Task description:
Can you transcribe the data exactly? Leave the pictures out.

Stored data:

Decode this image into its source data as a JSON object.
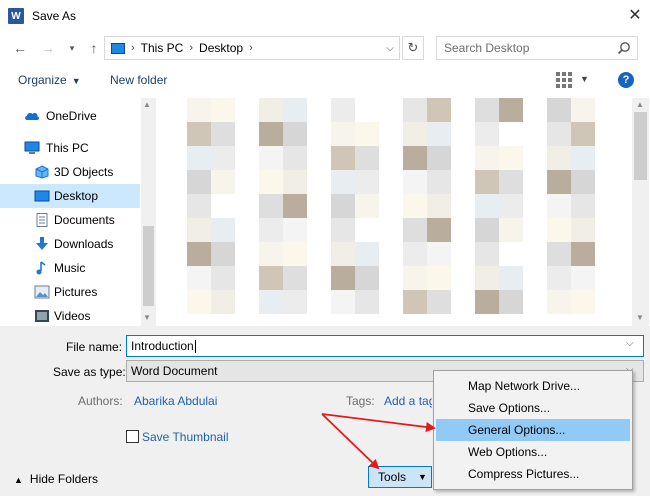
{
  "window": {
    "title": "Save As",
    "app_icon": "W"
  },
  "address": {
    "crumbs": [
      "This PC",
      "Desktop"
    ],
    "search_placeholder": "Search Desktop"
  },
  "toolbar": {
    "organize": "Organize",
    "new_folder": "New folder",
    "help": "?"
  },
  "sidebar": {
    "items": [
      {
        "label": "OneDrive",
        "icon": "cloud-icon"
      },
      {
        "label": "This PC",
        "icon": "computer-icon"
      },
      {
        "label": "3D Objects",
        "icon": "cube-icon"
      },
      {
        "label": "Desktop",
        "icon": "desktop-icon",
        "selected": true
      },
      {
        "label": "Documents",
        "icon": "document-icon"
      },
      {
        "label": "Downloads",
        "icon": "download-icon"
      },
      {
        "label": "Music",
        "icon": "music-icon"
      },
      {
        "label": "Pictures",
        "icon": "picture-icon"
      },
      {
        "label": "Videos",
        "icon": "video-icon"
      }
    ]
  },
  "form": {
    "file_name_label": "File name:",
    "file_name_value": "Introduction",
    "save_as_type_label": "Save as type:",
    "save_as_type_value": "Word Document",
    "authors_label": "Authors:",
    "authors_value": "Abarika Abdulai",
    "tags_label": "Tags:",
    "tags_value": "Add a tag",
    "save_thumbnail_label": "Save Thumbnail"
  },
  "footer": {
    "hide_folders": "Hide Folders",
    "tools": "Tools"
  },
  "tools_menu": {
    "items": [
      {
        "label": "Map Network Drive..."
      },
      {
        "label": "Save Options..."
      },
      {
        "label": "General Options...",
        "highlighted": true
      },
      {
        "label": "Web Options..."
      },
      {
        "label": "Compress Pictures..."
      }
    ]
  },
  "colors": {
    "accent": "#0078d7",
    "selection": "#cce8ff",
    "menu_highlight": "#91c9f7",
    "annotation": "#e21b1b",
    "link": "#1e62b0"
  }
}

Solution:
Decode this image into its source data as a JSON object.
{
  "window": {
    "title": "Save As",
    "app_icon": "W"
  },
  "address": {
    "crumbs": [
      "This PC",
      "Desktop"
    ],
    "search_placeholder": "Search Desktop"
  },
  "toolbar": {
    "organize": "Organize",
    "new_folder": "New folder",
    "help": "?"
  },
  "sidebar": {
    "items": [
      {
        "label": "OneDrive",
        "icon": "cloud-icon"
      },
      {
        "label": "This PC",
        "icon": "computer-icon"
      },
      {
        "label": "3D Objects",
        "icon": "cube-icon"
      },
      {
        "label": "Desktop",
        "icon": "desktop-icon",
        "selected": true
      },
      {
        "label": "Documents",
        "icon": "document-icon"
      },
      {
        "label": "Downloads",
        "icon": "download-icon"
      },
      {
        "label": "Music",
        "icon": "music-icon"
      },
      {
        "label": "Pictures",
        "icon": "picture-icon"
      },
      {
        "label": "Videos",
        "icon": "video-icon"
      }
    ]
  },
  "form": {
    "file_name_label": "File name:",
    "file_name_value": "Introduction",
    "save_as_type_label": "Save as type:",
    "save_as_type_value": "Word Document",
    "authors_label": "Authors:",
    "authors_value": "Abarika Abdulai",
    "tags_label": "Tags:",
    "tags_value": "Add a tag",
    "save_thumbnail_label": "Save Thumbnail"
  },
  "footer": {
    "hide_folders": "Hide Folders",
    "tools": "Tools"
  },
  "tools_menu": {
    "items": [
      {
        "label": "Map Network Drive..."
      },
      {
        "label": "Save Options..."
      },
      {
        "label": "General Options...",
        "highlighted": true
      },
      {
        "label": "Web Options..."
      },
      {
        "label": "Compress Pictures..."
      }
    ]
  },
  "colors": {
    "accent": "#0078d7",
    "selection": "#cce8ff",
    "menu_highlight": "#91c9f7",
    "annotation": "#e21b1b",
    "link": "#1e62b0"
  }
}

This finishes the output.